[Data provided Boundary: Start]

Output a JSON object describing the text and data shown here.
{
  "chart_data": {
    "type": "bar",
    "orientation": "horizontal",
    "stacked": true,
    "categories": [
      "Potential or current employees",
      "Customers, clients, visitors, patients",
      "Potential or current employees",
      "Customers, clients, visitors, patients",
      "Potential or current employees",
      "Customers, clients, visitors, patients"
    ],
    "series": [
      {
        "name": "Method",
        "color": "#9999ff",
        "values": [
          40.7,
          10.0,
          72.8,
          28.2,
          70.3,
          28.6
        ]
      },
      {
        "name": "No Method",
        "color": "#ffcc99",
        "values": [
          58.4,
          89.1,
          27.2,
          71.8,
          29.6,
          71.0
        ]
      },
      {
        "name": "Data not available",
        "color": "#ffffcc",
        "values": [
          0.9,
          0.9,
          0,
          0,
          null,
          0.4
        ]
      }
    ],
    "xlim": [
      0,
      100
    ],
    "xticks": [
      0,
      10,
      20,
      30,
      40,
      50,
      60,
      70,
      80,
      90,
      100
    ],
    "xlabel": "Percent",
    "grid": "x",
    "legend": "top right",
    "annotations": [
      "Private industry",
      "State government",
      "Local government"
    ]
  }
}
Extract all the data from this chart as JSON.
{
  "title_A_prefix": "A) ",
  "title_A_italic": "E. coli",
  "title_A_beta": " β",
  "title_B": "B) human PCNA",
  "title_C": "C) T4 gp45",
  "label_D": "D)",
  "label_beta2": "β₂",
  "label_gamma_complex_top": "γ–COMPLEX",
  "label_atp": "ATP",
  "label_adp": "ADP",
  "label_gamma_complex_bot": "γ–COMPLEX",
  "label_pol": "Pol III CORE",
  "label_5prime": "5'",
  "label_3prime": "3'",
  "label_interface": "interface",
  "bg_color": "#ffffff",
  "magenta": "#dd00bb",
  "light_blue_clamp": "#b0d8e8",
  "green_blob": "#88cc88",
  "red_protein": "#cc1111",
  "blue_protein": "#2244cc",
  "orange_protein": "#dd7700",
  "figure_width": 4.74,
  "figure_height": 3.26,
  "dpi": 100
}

[Data provided Boundary: End]

**Work order:** The entire set of entries, and nothing else, should be set down exactly.

**Solved exercise:**
Output a JSON object describing the text and data shown here.
{
  "chart_data": {
    "type": "bar",
    "orientation": "horizontal",
    "stacked": true,
    "categories": [
      "Potential or current employees",
      "Customers, clients, visitors, patients",
      "Potential or current employees",
      "Customers, clients, visitors, patients",
      "Potential or current employees",
      "Customers, clients, visitors, patients"
    ],
    "series": [
      {
        "name": "Method",
        "color": "#9999ff",
        "values": [
          40.7,
          10.0,
          72.8,
          28.2,
          70.3,
          28.6
        ]
      },
      {
        "name": "No Method",
        "color": "#ffcc99",
        "values": [
          58.4,
          89.1,
          27.2,
          71.8,
          29.6,
          71.0
        ]
      },
      {
        "name": "Data not available",
        "color": "#ffffcc",
        "values": [
          0.9,
          0.9,
          0,
          0,
          null,
          0.4
        ]
      }
    ],
    "xlim": [
      0,
      100
    ],
    "xticks": [
      0,
      10,
      20,
      30,
      40,
      50,
      60,
      70,
      80,
      90,
      100
    ],
    "xlabel": "Percent",
    "grid": "x",
    "legend": "top right",
    "annotations": [
      "Private industry",
      "State government",
      "Local government"
    ]
  }
}
Extract all the data from this chart as JSON.
{
  "title_A_prefix": "A) ",
  "title_A_italic": "E. coli",
  "title_A_beta": " β",
  "title_B": "B) human PCNA",
  "title_C": "C) T4 gp45",
  "label_D": "D)",
  "label_beta2": "β₂",
  "label_gamma_complex_top": "γ–COMPLEX",
  "label_atp": "ATP",
  "label_adp": "ADP",
  "label_gamma_complex_bot": "γ–COMPLEX",
  "label_pol": "Pol III CORE",
  "label_5prime": "5'",
  "label_3prime": "3'",
  "label_interface": "interface",
  "bg_color": "#ffffff",
  "magenta": "#dd00bb",
  "light_blue_clamp": "#b0d8e8",
  "green_blob": "#88cc88",
  "red_protein": "#cc1111",
  "blue_protein": "#2244cc",
  "orange_protein": "#dd7700",
  "figure_width": 4.74,
  "figure_height": 3.26,
  "dpi": 100
}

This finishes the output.